**STATED PROBLEM:**
Retype the whole listing below, character for character.

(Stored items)
>> Begin

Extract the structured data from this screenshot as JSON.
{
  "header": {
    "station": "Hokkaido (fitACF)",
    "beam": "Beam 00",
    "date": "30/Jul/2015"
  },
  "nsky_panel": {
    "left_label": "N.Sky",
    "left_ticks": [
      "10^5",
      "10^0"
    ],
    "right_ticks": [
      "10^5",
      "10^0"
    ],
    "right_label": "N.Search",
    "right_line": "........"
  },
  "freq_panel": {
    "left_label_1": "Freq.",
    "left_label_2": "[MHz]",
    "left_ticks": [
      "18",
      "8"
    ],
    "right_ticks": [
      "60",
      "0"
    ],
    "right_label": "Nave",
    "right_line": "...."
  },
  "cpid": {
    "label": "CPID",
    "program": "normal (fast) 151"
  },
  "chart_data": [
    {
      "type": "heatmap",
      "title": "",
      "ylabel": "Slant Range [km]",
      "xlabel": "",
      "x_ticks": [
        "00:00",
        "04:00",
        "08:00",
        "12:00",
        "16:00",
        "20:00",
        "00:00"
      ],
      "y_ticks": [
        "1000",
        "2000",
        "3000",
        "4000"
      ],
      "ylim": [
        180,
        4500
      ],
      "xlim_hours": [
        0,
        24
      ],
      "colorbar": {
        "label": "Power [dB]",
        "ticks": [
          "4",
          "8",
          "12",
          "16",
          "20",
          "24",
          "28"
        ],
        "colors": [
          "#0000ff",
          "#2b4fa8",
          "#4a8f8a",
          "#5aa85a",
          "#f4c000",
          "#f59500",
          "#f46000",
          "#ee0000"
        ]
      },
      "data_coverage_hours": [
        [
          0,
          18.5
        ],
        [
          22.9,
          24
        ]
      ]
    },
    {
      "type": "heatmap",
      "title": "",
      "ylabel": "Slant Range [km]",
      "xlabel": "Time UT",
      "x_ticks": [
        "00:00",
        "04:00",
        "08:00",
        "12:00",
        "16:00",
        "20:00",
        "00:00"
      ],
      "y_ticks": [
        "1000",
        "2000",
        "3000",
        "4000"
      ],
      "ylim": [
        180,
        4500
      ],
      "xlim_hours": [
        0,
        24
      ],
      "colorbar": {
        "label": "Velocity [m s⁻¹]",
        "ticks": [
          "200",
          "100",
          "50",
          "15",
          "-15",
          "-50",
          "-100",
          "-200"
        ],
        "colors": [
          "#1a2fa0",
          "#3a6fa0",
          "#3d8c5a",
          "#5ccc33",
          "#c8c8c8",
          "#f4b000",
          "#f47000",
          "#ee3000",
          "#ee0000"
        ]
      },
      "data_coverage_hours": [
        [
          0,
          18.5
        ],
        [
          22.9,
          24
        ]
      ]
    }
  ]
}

>> End

**WRITTEN ANSWER:**
Extract the structured data from this screenshot as JSON.
{
  "header": {
    "station": "Hokkaido (fitACF)",
    "beam": "Beam 00",
    "date": "30/Jul/2015"
  },
  "nsky_panel": {
    "left_label": "N.Sky",
    "left_ticks": [
      "10^5",
      "10^0"
    ],
    "right_ticks": [
      "10^5",
      "10^0"
    ],
    "right_label": "N.Search",
    "right_line": "........"
  },
  "freq_panel": {
    "left_label_1": "Freq.",
    "left_label_2": "[MHz]",
    "left_ticks": [
      "18",
      "8"
    ],
    "right_ticks": [
      "60",
      "0"
    ],
    "right_label": "Nave",
    "right_line": "...."
  },
  "cpid": {
    "label": "CPID",
    "program": "normal (fast) 151"
  },
  "chart_data": [
    {
      "type": "heatmap",
      "title": "",
      "ylabel": "Slant Range [km]",
      "xlabel": "",
      "x_ticks": [
        "00:00",
        "04:00",
        "08:00",
        "12:00",
        "16:00",
        "20:00",
        "00:00"
      ],
      "y_ticks": [
        "1000",
        "2000",
        "3000",
        "4000"
      ],
      "ylim": [
        180,
        4500
      ],
      "xlim_hours": [
        0,
        24
      ],
      "colorbar": {
        "label": "Power [dB]",
        "ticks": [
          "4",
          "8",
          "12",
          "16",
          "20",
          "24",
          "28"
        ],
        "colors": [
          "#0000ff",
          "#2b4fa8",
          "#4a8f8a",
          "#5aa85a",
          "#f4c000",
          "#f59500",
          "#f46000",
          "#ee0000"
        ]
      },
      "data_coverage_hours": [
        [
          0,
          18.5
        ],
        [
          22.9,
          24
        ]
      ]
    },
    {
      "type": "heatmap",
      "title": "",
      "ylabel": "Slant Range [km]",
      "xlabel": "Time UT",
      "x_ticks": [
        "00:00",
        "04:00",
        "08:00",
        "12:00",
        "16:00",
        "20:00",
        "00:00"
      ],
      "y_ticks": [
        "1000",
        "2000",
        "3000",
        "4000"
      ],
      "ylim": [
        180,
        4500
      ],
      "xlim_hours": [
        0,
        24
      ],
      "colorbar": {
        "label": "Velocity [m s⁻¹]",
        "ticks": [
          "200",
          "100",
          "50",
          "15",
          "-15",
          "-50",
          "-100",
          "-200"
        ],
        "colors": [
          "#1a2fa0",
          "#3a6fa0",
          "#3d8c5a",
          "#5ccc33",
          "#c8c8c8",
          "#f4b000",
          "#f47000",
          "#ee3000",
          "#ee0000"
        ]
      },
      "data_coverage_hours": [
        [
          0,
          18.5
        ],
        [
          22.9,
          24
        ]
      ]
    }
  ]
}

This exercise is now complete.